◆ GOAL ◆
Please repeat every line of the entries below without any changes, leaving out the pictures.

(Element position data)
------

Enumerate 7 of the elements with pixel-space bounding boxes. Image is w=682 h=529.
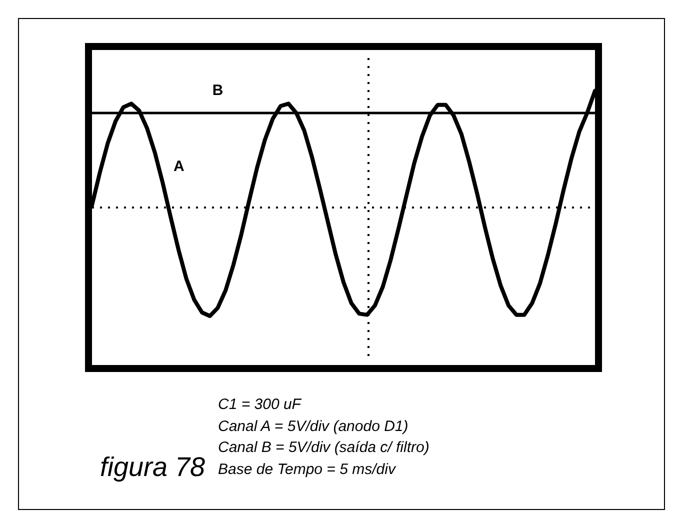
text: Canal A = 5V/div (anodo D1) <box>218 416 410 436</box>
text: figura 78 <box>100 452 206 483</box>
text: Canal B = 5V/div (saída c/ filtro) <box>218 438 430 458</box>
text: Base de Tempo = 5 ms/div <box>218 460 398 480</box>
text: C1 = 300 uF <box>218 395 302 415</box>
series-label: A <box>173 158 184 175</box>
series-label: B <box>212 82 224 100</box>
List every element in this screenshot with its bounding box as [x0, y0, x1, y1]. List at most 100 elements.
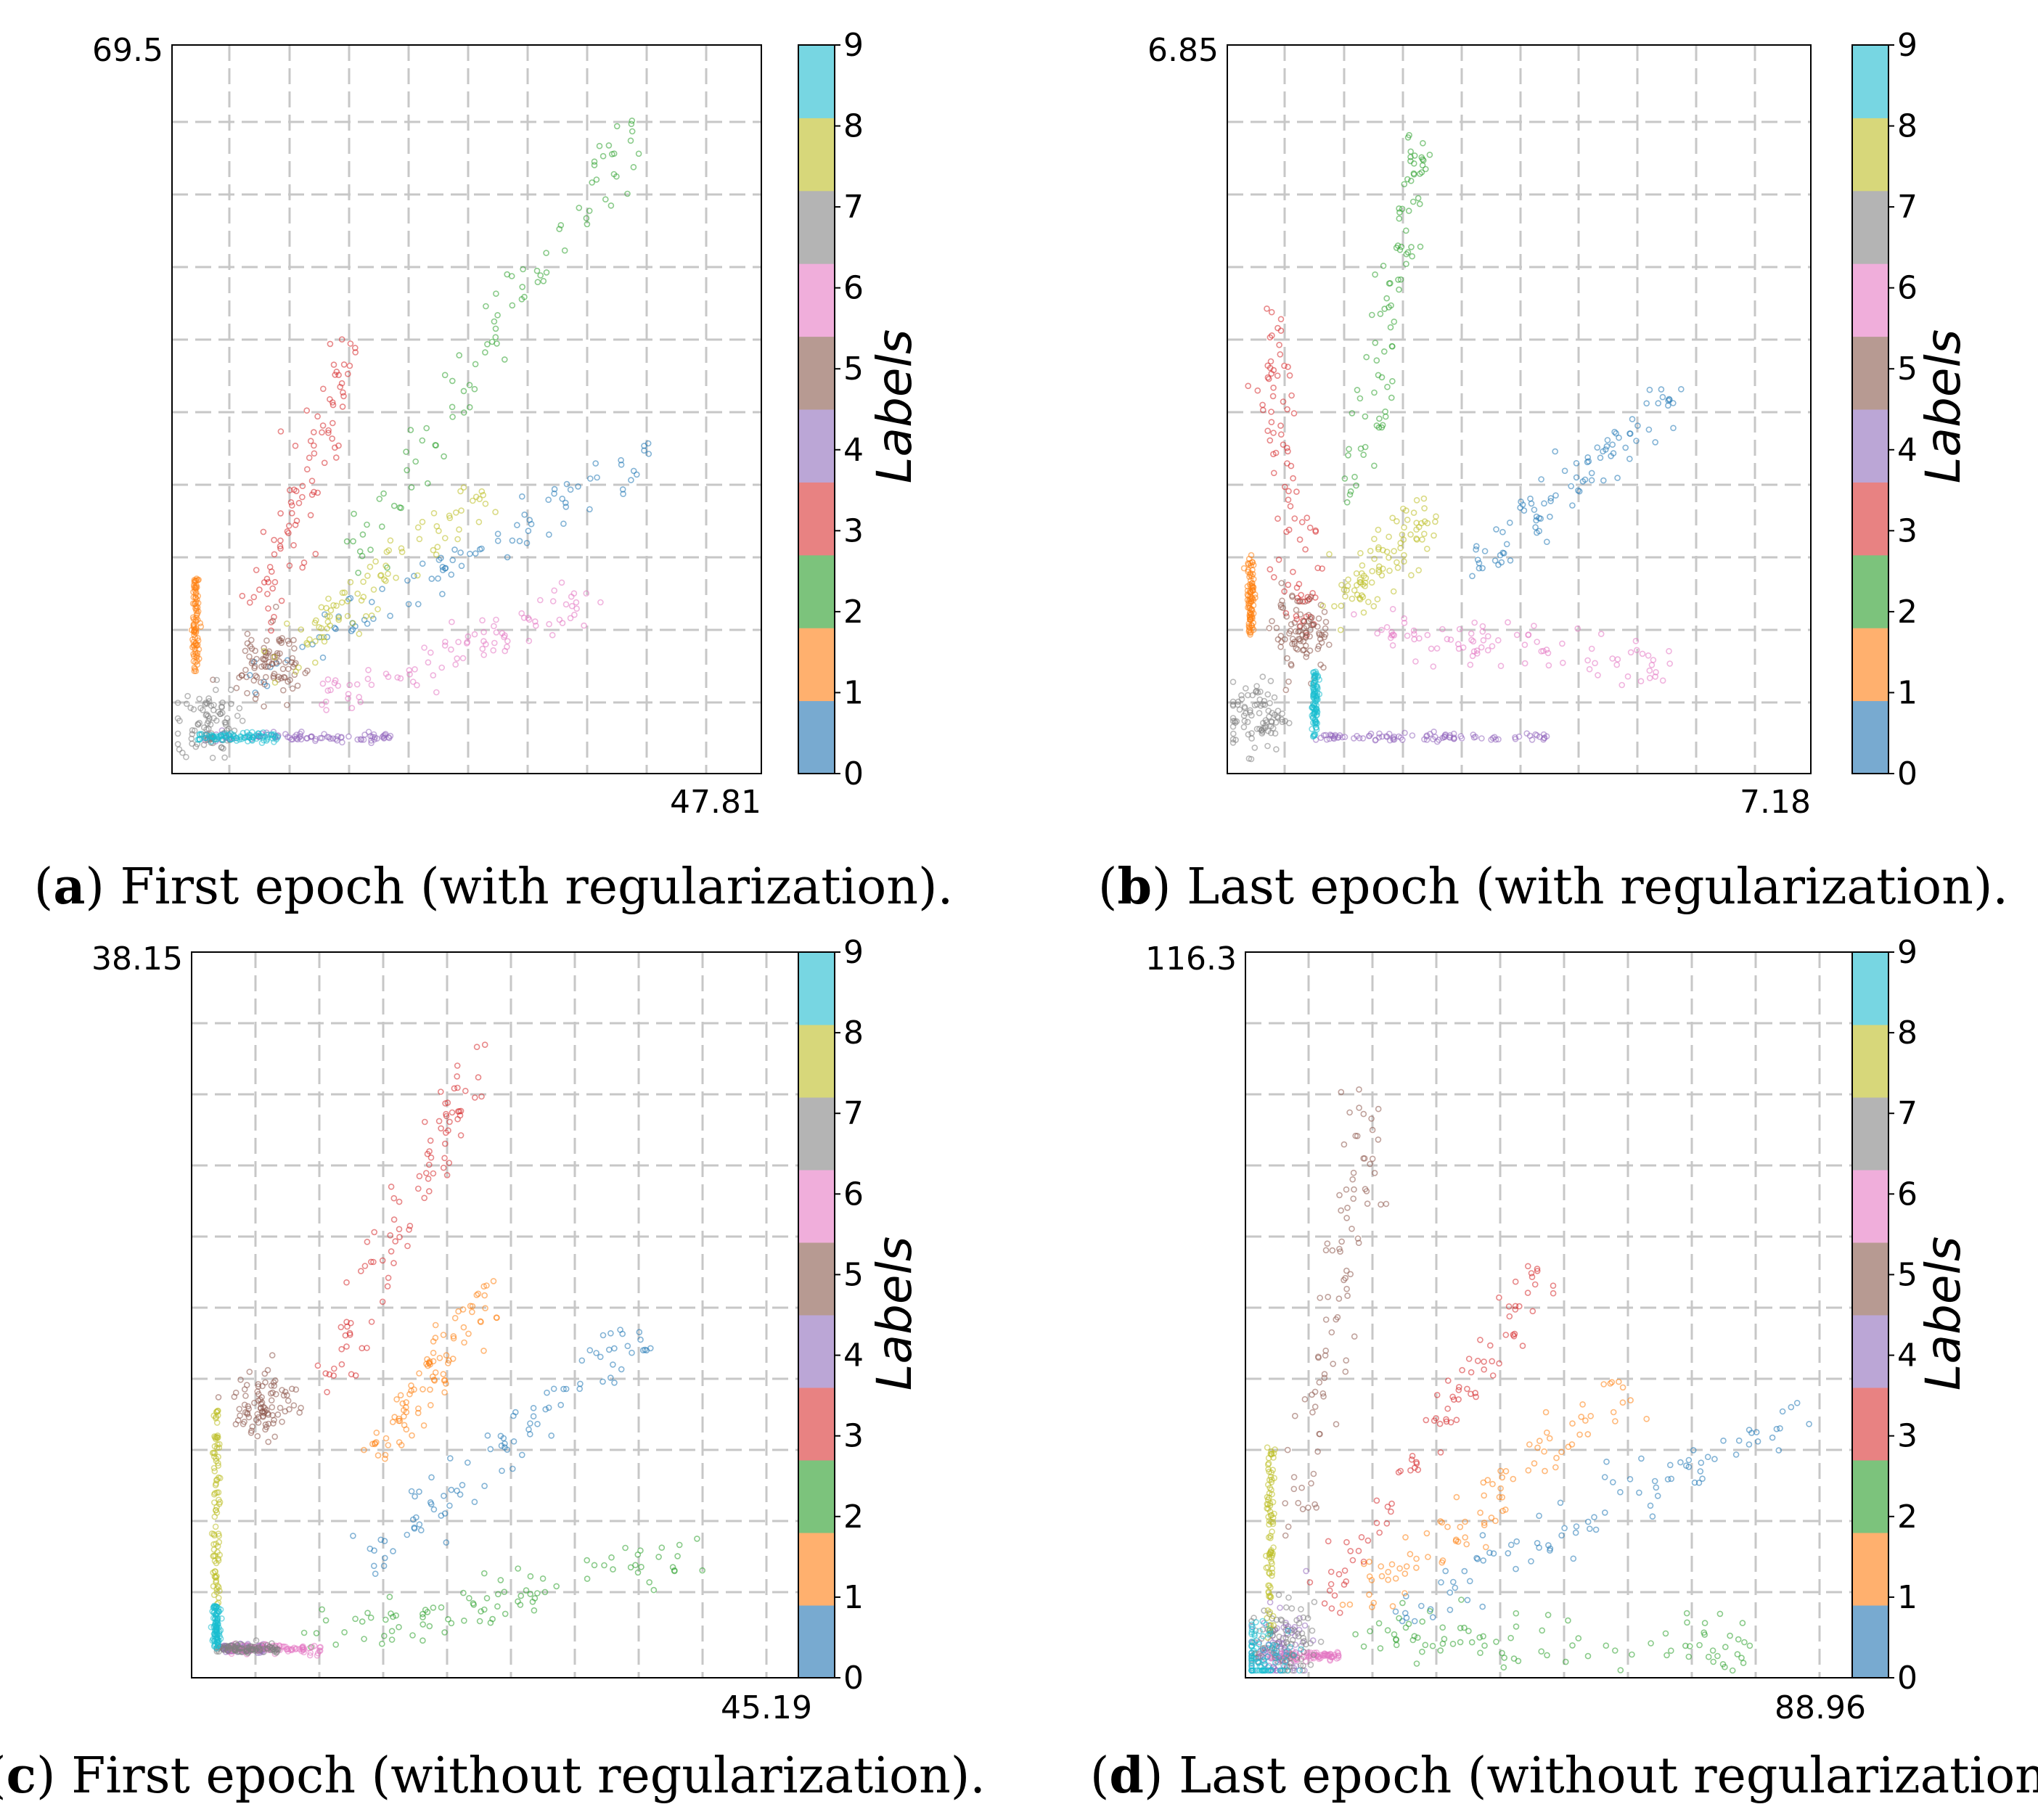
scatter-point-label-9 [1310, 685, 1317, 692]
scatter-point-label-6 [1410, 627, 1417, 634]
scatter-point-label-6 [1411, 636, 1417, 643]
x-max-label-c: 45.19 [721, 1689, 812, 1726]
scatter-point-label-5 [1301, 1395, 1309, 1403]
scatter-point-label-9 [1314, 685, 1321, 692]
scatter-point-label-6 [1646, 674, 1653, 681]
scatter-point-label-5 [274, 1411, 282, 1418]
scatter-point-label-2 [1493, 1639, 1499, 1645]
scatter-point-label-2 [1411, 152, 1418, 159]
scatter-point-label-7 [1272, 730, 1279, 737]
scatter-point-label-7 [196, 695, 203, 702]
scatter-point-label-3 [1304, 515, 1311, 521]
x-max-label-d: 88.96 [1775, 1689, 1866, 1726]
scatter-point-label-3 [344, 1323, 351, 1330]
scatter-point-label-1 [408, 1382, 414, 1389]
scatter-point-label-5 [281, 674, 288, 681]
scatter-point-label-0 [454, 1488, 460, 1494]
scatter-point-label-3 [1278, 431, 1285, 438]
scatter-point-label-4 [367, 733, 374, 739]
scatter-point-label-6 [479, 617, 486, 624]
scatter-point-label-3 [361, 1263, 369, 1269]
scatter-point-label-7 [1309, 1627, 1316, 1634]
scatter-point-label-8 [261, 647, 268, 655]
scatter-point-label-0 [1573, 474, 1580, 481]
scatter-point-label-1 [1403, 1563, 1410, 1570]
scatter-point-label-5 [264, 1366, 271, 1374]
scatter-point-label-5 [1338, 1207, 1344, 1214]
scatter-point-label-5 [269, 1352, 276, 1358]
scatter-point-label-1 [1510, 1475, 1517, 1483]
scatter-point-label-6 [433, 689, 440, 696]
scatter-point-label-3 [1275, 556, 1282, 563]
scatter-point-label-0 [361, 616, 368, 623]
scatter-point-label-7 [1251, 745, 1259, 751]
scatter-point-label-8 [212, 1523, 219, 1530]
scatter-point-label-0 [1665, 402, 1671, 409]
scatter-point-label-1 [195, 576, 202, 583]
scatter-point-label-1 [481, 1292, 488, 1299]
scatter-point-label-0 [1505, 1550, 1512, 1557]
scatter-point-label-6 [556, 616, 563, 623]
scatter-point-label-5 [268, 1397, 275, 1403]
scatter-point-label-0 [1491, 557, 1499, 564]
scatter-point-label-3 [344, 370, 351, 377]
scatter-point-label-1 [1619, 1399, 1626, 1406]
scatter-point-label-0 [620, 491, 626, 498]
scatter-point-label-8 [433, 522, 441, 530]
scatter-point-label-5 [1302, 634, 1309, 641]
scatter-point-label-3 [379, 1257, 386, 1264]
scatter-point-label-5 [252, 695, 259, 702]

------

◆ CORRECT ANSWER ◆
Enumerate 7 of the elements with pixel-space bounding boxes. Image is w=682 h=529.
text: Canal A = 5V/div (anodo D1) <box>218 416 410 436</box>
text: figura 78 <box>100 452 206 483</box>
text: Canal B = 5V/div (saída c/ filtro) <box>218 438 430 458</box>
text: Base de Tempo = 5 ms/div <box>218 460 398 480</box>
text: C1 = 300 uF <box>218 395 302 415</box>
series-label: A <box>173 158 184 175</box>
series-label: B <box>212 82 224 100</box>
List every element in this screenshot with its bounding box as [x0, y0, x1, y1]. List at most 100 elements.
scatter-point-label-9 [1310, 685, 1317, 692]
scatter-point-label-6 [1410, 627, 1417, 634]
scatter-point-label-6 [1411, 636, 1417, 643]
x-max-label-c: 45.19 [721, 1689, 812, 1726]
scatter-point-label-5 [1301, 1395, 1309, 1403]
scatter-point-label-9 [1314, 685, 1321, 692]
scatter-point-label-6 [1646, 674, 1653, 681]
scatter-point-label-5 [274, 1411, 282, 1418]
scatter-point-label-2 [1493, 1639, 1499, 1645]
scatter-point-label-2 [1411, 152, 1418, 159]
scatter-point-label-7 [1272, 730, 1279, 737]
scatter-point-label-7 [196, 695, 203, 702]
scatter-point-label-3 [1304, 515, 1311, 521]
x-max-label-d: 88.96 [1775, 1689, 1866, 1726]
scatter-point-label-3 [344, 1323, 351, 1330]
scatter-point-label-1 [408, 1382, 414, 1389]
scatter-point-label-5 [281, 674, 288, 681]
scatter-point-label-0 [454, 1488, 460, 1494]
scatter-point-label-3 [1278, 431, 1285, 438]
scatter-point-label-4 [367, 733, 374, 739]
scatter-point-label-6 [479, 617, 486, 624]
scatter-point-label-3 [361, 1263, 369, 1269]
scatter-point-label-7 [1309, 1627, 1316, 1634]
scatter-point-label-8 [261, 647, 268, 655]
scatter-point-label-0 [1573, 474, 1580, 481]
scatter-point-label-1 [1403, 1563, 1410, 1570]
scatter-point-label-5 [264, 1366, 271, 1374]
scatter-point-label-5 [1338, 1207, 1344, 1214]
scatter-point-label-5 [269, 1352, 276, 1358]
scatter-point-label-1 [1510, 1475, 1517, 1483]
scatter-point-label-6 [433, 689, 440, 696]
scatter-point-label-3 [1275, 556, 1282, 563]
scatter-point-label-0 [361, 616, 368, 623]
scatter-point-label-7 [1251, 745, 1259, 751]
scatter-point-label-8 [212, 1523, 219, 1530]
scatter-point-label-0 [1665, 402, 1671, 409]
scatter-point-label-1 [195, 576, 202, 583]
scatter-point-label-1 [481, 1292, 488, 1299]
scatter-point-label-0 [1505, 1550, 1512, 1557]
scatter-point-label-6 [556, 616, 563, 623]
scatter-point-label-5 [268, 1397, 275, 1403]
scatter-point-label-0 [1491, 557, 1499, 564]
scatter-point-label-3 [344, 370, 351, 377]
scatter-point-label-1 [1619, 1399, 1626, 1406]
scatter-point-label-0 [620, 491, 626, 498]
scatter-point-label-8 [433, 522, 441, 530]
scatter-point-label-5 [1302, 634, 1309, 641]
scatter-point-label-3 [379, 1257, 386, 1264]
scatter-point-label-5 [252, 695, 259, 702]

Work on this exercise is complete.